> _RECORDS FOR THIS TASK_:
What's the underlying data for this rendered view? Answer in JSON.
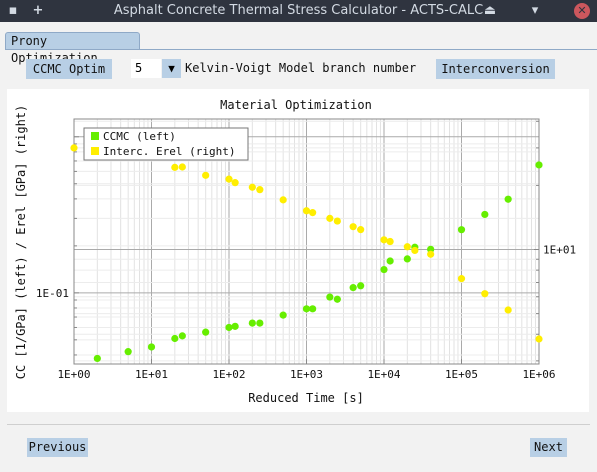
{
  "window": {
    "title": "Asphalt Concrete Thermal Stress Calculator - ACTS-CALC",
    "pin_glyph": "▪",
    "add_glyph": "+",
    "minimize_glyph": "⏏",
    "maximize_glyph": "▾",
    "close_glyph": "✕"
  },
  "tabs": [
    {
      "label": "Prony Optimization"
    }
  ],
  "controls": {
    "ccmc_button": "CCMC Optim",
    "branch_value": "5",
    "spinner_glyph": "▼",
    "branch_label": "Kelvin-Voigt Model branch number",
    "interconversion_button": "Interconversion"
  },
  "navigation": {
    "previous": "Previous",
    "next": "Next"
  },
  "colors": {
    "ccmc": "#66ee00",
    "erel": "#ffee00",
    "grid": "#bbbbbb"
  },
  "chart_data": {
    "type": "scatter",
    "title": "Material Optimization",
    "xlabel": "Reduced Time [s]",
    "ylabel": "CC [1/GPa] (left) / Erel [GPa] (right)",
    "x_scale": "log",
    "y_scale": "log",
    "xlim": [
      1,
      1000000
    ],
    "x_ticks": [
      "1E+00",
      "1E+01",
      "1E+02",
      "1E+03",
      "1E+04",
      "1E+05",
      "1E+06"
    ],
    "left_ylim": [
      0.035,
      1.3
    ],
    "left_tick": {
      "label": "1E-01",
      "value": 0.1
    },
    "right_ylim": [
      2.9,
      41
    ],
    "right_tick": {
      "label": "1E+01",
      "value": 10
    },
    "legend_position": "top-left",
    "grid": true,
    "series": [
      {
        "name": "CCMC (left)",
        "axis": "left",
        "x": [
          2,
          5,
          10,
          20,
          25,
          50,
          100,
          120,
          200,
          250,
          500,
          1000,
          1200,
          2000,
          2500,
          4000,
          5000,
          10000,
          12000,
          20000,
          25000,
          40000,
          100000,
          200000,
          400000,
          1000000
        ],
        "y": [
          0.038,
          0.042,
          0.045,
          0.051,
          0.053,
          0.056,
          0.06,
          0.061,
          0.064,
          0.064,
          0.072,
          0.079,
          0.079,
          0.094,
          0.091,
          0.108,
          0.111,
          0.141,
          0.16,
          0.165,
          0.196,
          0.19,
          0.254,
          0.318,
          0.398,
          0.66
        ]
      },
      {
        "name": "Interc. Erel (right)",
        "axis": "right",
        "x": [
          1,
          20,
          25,
          50,
          100,
          120,
          200,
          250,
          500,
          1000,
          1200,
          2000,
          2500,
          4000,
          5000,
          10000,
          12000,
          20000,
          25000,
          40000,
          100000,
          200000,
          400000,
          1000000
        ],
        "y": [
          30.0,
          24.3,
          24.4,
          22.3,
          21.4,
          20.6,
          19.6,
          19.1,
          17.1,
          15.2,
          14.9,
          14.0,
          13.6,
          12.8,
          12.4,
          11.1,
          10.9,
          10.3,
          9.9,
          9.5,
          7.3,
          6.2,
          5.2,
          3.8
        ]
      }
    ]
  }
}
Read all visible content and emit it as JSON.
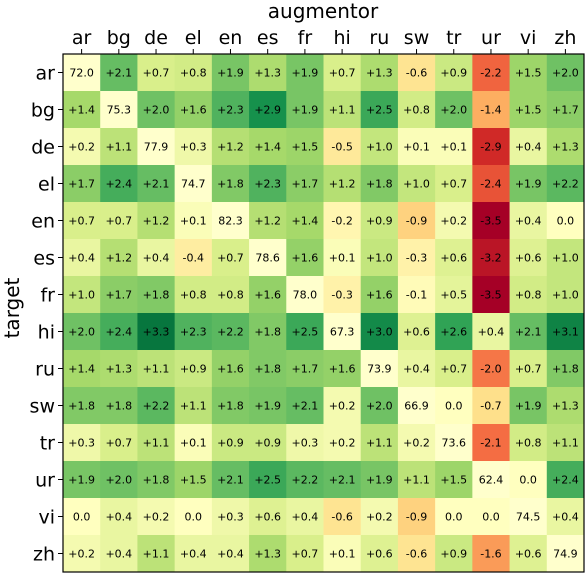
{
  "chart_data": {
    "type": "heatmap",
    "xlabel": "augmentor",
    "ylabel": "target",
    "x_labels": [
      "ar",
      "bg",
      "de",
      "el",
      "en",
      "es",
      "fr",
      "hi",
      "ru",
      "sw",
      "tr",
      "ur",
      "vi",
      "zh"
    ],
    "y_labels": [
      "ar",
      "bg",
      "de",
      "el",
      "en",
      "es",
      "fr",
      "hi",
      "ru",
      "sw",
      "tr",
      "ur",
      "vi",
      "zh"
    ],
    "cells": [
      [
        "72.0",
        "+2.1",
        "+0.7",
        "+0.8",
        "+1.9",
        "+1.3",
        "+1.9",
        "+0.7",
        "+1.3",
        "-0.6",
        "+0.9",
        "-2.2",
        "+1.5",
        "+2.0"
      ],
      [
        "+1.4",
        "75.3",
        "+2.0",
        "+1.6",
        "+2.3",
        "+2.9",
        "+1.9",
        "+1.1",
        "+2.5",
        "+0.8",
        "+2.0",
        "-1.4",
        "+1.5",
        "+1.7"
      ],
      [
        "+0.2",
        "+1.1",
        "77.9",
        "+0.3",
        "+1.2",
        "+1.4",
        "+1.5",
        "-0.5",
        "+1.0",
        "+0.1",
        "+0.1",
        "-2.9",
        "+0.4",
        "+1.3"
      ],
      [
        "+1.7",
        "+2.4",
        "+2.1",
        "74.7",
        "+1.8",
        "+2.3",
        "+1.7",
        "+1.2",
        "+1.8",
        "+1.0",
        "+0.7",
        "-2.4",
        "+1.9",
        "+2.2"
      ],
      [
        "+0.7",
        "+0.7",
        "+1.2",
        "+0.1",
        "82.3",
        "+1.2",
        "+1.4",
        "-0.2",
        "+0.9",
        "-0.9",
        "+0.2",
        "-3.5",
        "+0.4",
        "0.0"
      ],
      [
        "+0.4",
        "+1.2",
        "+0.4",
        "-0.4",
        "+0.7",
        "78.6",
        "+1.6",
        "+0.1",
        "+1.0",
        "-0.3",
        "+0.6",
        "-3.2",
        "+0.6",
        "+1.0"
      ],
      [
        "+1.0",
        "+1.7",
        "+1.8",
        "+0.8",
        "+0.8",
        "+1.6",
        "78.0",
        "-0.3",
        "+1.6",
        "-0.1",
        "+0.5",
        "-3.5",
        "+0.8",
        "+1.0"
      ],
      [
        "+2.0",
        "+2.4",
        "+3.3",
        "+2.3",
        "+2.2",
        "+1.8",
        "+2.5",
        "67.3",
        "+3.0",
        "+0.6",
        "+2.6",
        "+0.4",
        "+2.1",
        "+3.1"
      ],
      [
        "+1.4",
        "+1.3",
        "+1.1",
        "+0.9",
        "+1.6",
        "+1.8",
        "+1.7",
        "+1.6",
        "73.9",
        "+0.4",
        "+0.7",
        "-2.0",
        "+0.7",
        "+1.8"
      ],
      [
        "+1.8",
        "+1.8",
        "+2.2",
        "+1.1",
        "+1.8",
        "+1.9",
        "+2.1",
        "+0.2",
        "+2.0",
        "66.9",
        "0.0",
        "-0.7",
        "+1.9",
        "+1.3"
      ],
      [
        "+0.3",
        "+0.7",
        "+1.1",
        "+0.1",
        "+0.9",
        "+0.9",
        "+0.3",
        "+0.2",
        "+1.1",
        "+0.2",
        "73.6",
        "-2.1",
        "+0.8",
        "+1.1"
      ],
      [
        "+1.9",
        "+2.0",
        "+1.8",
        "+1.5",
        "+2.1",
        "+2.5",
        "+2.2",
        "+2.1",
        "+1.9",
        "+1.1",
        "+1.5",
        "62.4",
        "0.0",
        "+2.4"
      ],
      [
        "0.0",
        "+0.4",
        "+0.2",
        "0.0",
        "+0.3",
        "+0.6",
        "+0.4",
        "-0.6",
        "+0.2",
        "-0.9",
        "0.0",
        "0.0",
        "74.5",
        "+0.4"
      ],
      [
        "+0.2",
        "+0.4",
        "+1.1",
        "+0.4",
        "+0.4",
        "+1.3",
        "+0.7",
        "+0.1",
        "+0.6",
        "-0.6",
        "+0.9",
        "-1.6",
        "+0.6",
        "74.9"
      ]
    ],
    "colormap": "RdYlGn",
    "color_range": [
      -3.5,
      3.5
    ],
    "diagonal_color": "#ffffcc",
    "grid": false
  }
}
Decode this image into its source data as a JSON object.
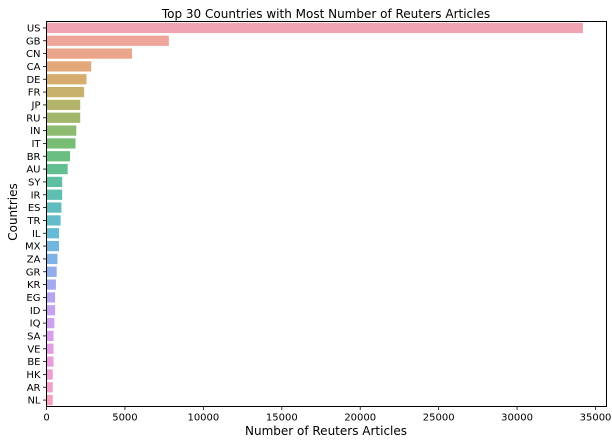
{
  "chart_data": {
    "type": "bar",
    "orientation": "horizontal",
    "title": "Top 30 Countries with Most Number of Reuters Articles",
    "xlabel": "Number of Reuters Articles",
    "ylabel": "Countries",
    "xlim": [
      0,
      35700
    ],
    "xticks": [
      0,
      5000,
      10000,
      15000,
      20000,
      25000,
      30000,
      35000
    ],
    "grid": false,
    "categories": [
      "US",
      "GB",
      "CN",
      "CA",
      "DE",
      "FR",
      "JP",
      "RU",
      "IN",
      "IT",
      "BR",
      "AU",
      "SY",
      "IR",
      "ES",
      "TR",
      "IL",
      "MX",
      "ZA",
      "GR",
      "KR",
      "EG",
      "ID",
      "IQ",
      "SA",
      "VE",
      "BE",
      "HK",
      "AR",
      "NL"
    ],
    "values": [
      34200,
      7800,
      5450,
      2850,
      2550,
      2400,
      2150,
      2150,
      1900,
      1850,
      1500,
      1350,
      1000,
      1000,
      950,
      900,
      800,
      800,
      700,
      650,
      600,
      550,
      550,
      500,
      450,
      450,
      450,
      400,
      400,
      400
    ],
    "colors": [
      "#f0a3b0",
      "#f0a59a",
      "#eba58a",
      "#e3a87a",
      "#d7ac6f",
      "#c7b06a",
      "#b5b46b",
      "#a3b76c",
      "#8dbb6f",
      "#78bd74",
      "#6abf80",
      "#62bf92",
      "#5fbfa3",
      "#5ebfb0",
      "#60bdbe",
      "#63bcc9",
      "#67bad4",
      "#71b7dd",
      "#80b2e5",
      "#92adea",
      "#a5a9ee",
      "#b5a5ef",
      "#c3a2ef",
      "#cfa0ef",
      "#d99eec",
      "#e39de6",
      "#eb9edf",
      "#f09fd5",
      "#f3a1cb",
      "#f4a2c0"
    ]
  }
}
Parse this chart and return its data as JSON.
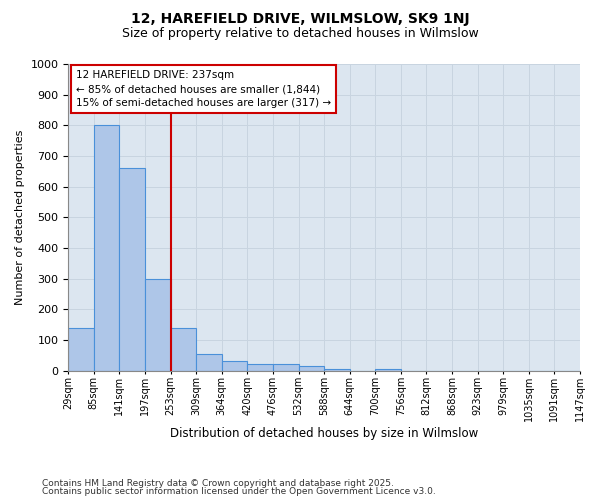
{
  "title1": "12, HAREFIELD DRIVE, WILMSLOW, SK9 1NJ",
  "title2": "Size of property relative to detached houses in Wilmslow",
  "xlabel": "Distribution of detached houses by size in Wilmslow",
  "ylabel": "Number of detached properties",
  "bar_color": "#aec6e8",
  "bar_edge_color": "#4a90d9",
  "vline_color": "#cc0000",
  "vline_x": 4,
  "bin_labels": [
    "29sqm",
    "85sqm",
    "141sqm",
    "197sqm",
    "253sqm",
    "309sqm",
    "364sqm",
    "420sqm",
    "476sqm",
    "532sqm",
    "588sqm",
    "644sqm",
    "700sqm",
    "756sqm",
    "812sqm",
    "868sqm",
    "923sqm",
    "979sqm",
    "1035sqm",
    "1091sqm",
    "1147sqm"
  ],
  "values": [
    140,
    800,
    660,
    300,
    140,
    55,
    30,
    20,
    20,
    15,
    5,
    0,
    5,
    0,
    0,
    0,
    0,
    0,
    0,
    0
  ],
  "ylim": [
    0,
    1000
  ],
  "yticks": [
    0,
    100,
    200,
    300,
    400,
    500,
    600,
    700,
    800,
    900,
    1000
  ],
  "annotation_text": "12 HAREFIELD DRIVE: 237sqm\n← 85% of detached houses are smaller (1,844)\n15% of semi-detached houses are larger (317) →",
  "annotation_box_color": "#ffffff",
  "annotation_box_edge": "#cc0000",
  "grid_color": "#c8d4e0",
  "bg_color": "#dce6f0",
  "footer1": "Contains HM Land Registry data © Crown copyright and database right 2025.",
  "footer2": "Contains public sector information licensed under the Open Government Licence v3.0."
}
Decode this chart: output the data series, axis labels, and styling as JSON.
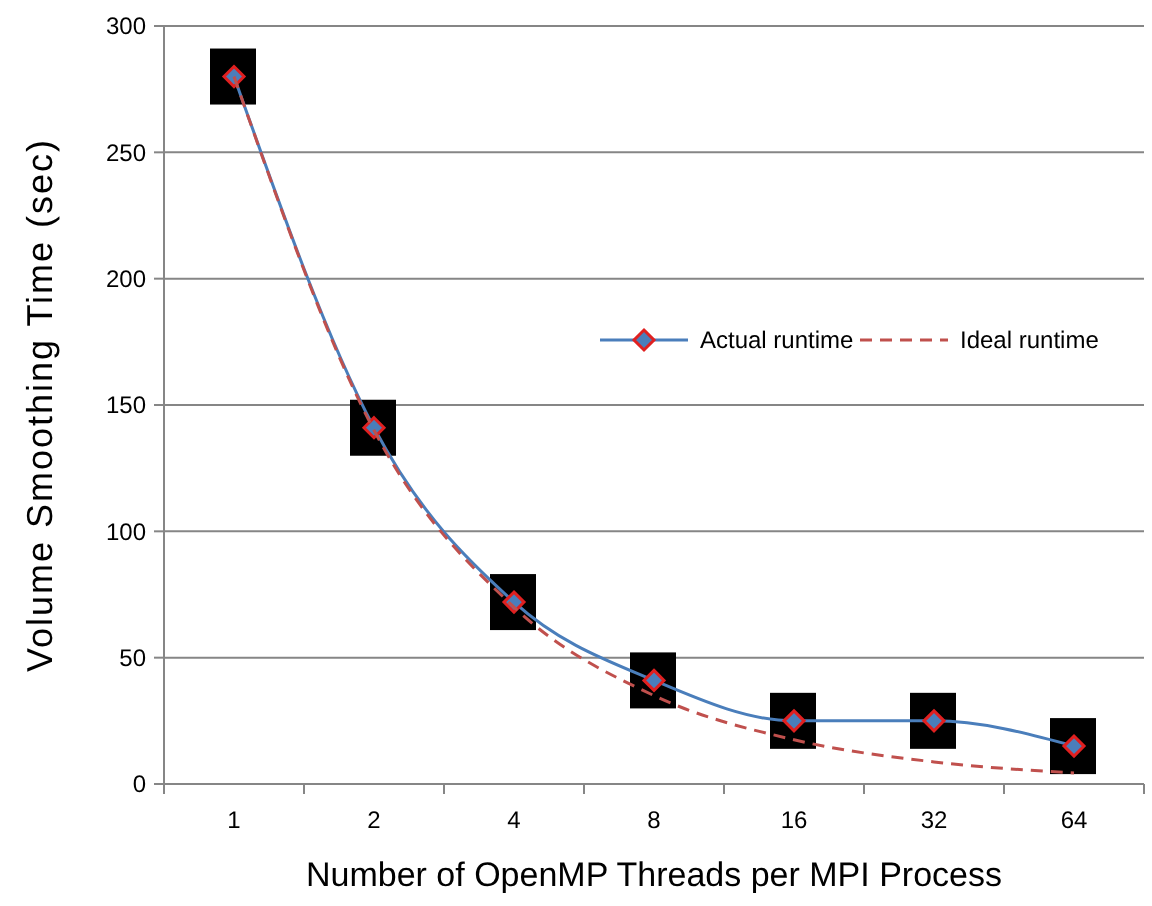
{
  "chart_data": {
    "type": "line",
    "xlabel": "Number of OpenMP Threads per MPI Process",
    "ylabel": "Volume Smoothing Time (sec)",
    "categories": [
      "1",
      "2",
      "4",
      "8",
      "16",
      "32",
      "64"
    ],
    "series": [
      {
        "name": "Actual runtime",
        "color": "#4a7ebb",
        "values": [
          280,
          141,
          72,
          41,
          25,
          25,
          15
        ],
        "marker": "diamond",
        "line_style": "solid"
      },
      {
        "name": "Ideal runtime",
        "color": "#c0504d",
        "values": [
          280,
          140,
          70,
          35,
          17.5,
          8.75,
          4.4
        ],
        "marker": "none",
        "line_style": "dashed"
      }
    ],
    "ylim": [
      0,
      300
    ],
    "yticks": [
      0,
      50,
      100,
      150,
      200,
      250,
      300
    ],
    "grid": "y",
    "legend": "right"
  }
}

> _WHAT IS ASKED_: Read the entries and select each line where the word "axis" is found.

> _ANSWER TO THIS PROBLEM_:
        "axis": "left",
        "axis": "right",
Decode this chart: output the data series, axis labels, and styling as JSON.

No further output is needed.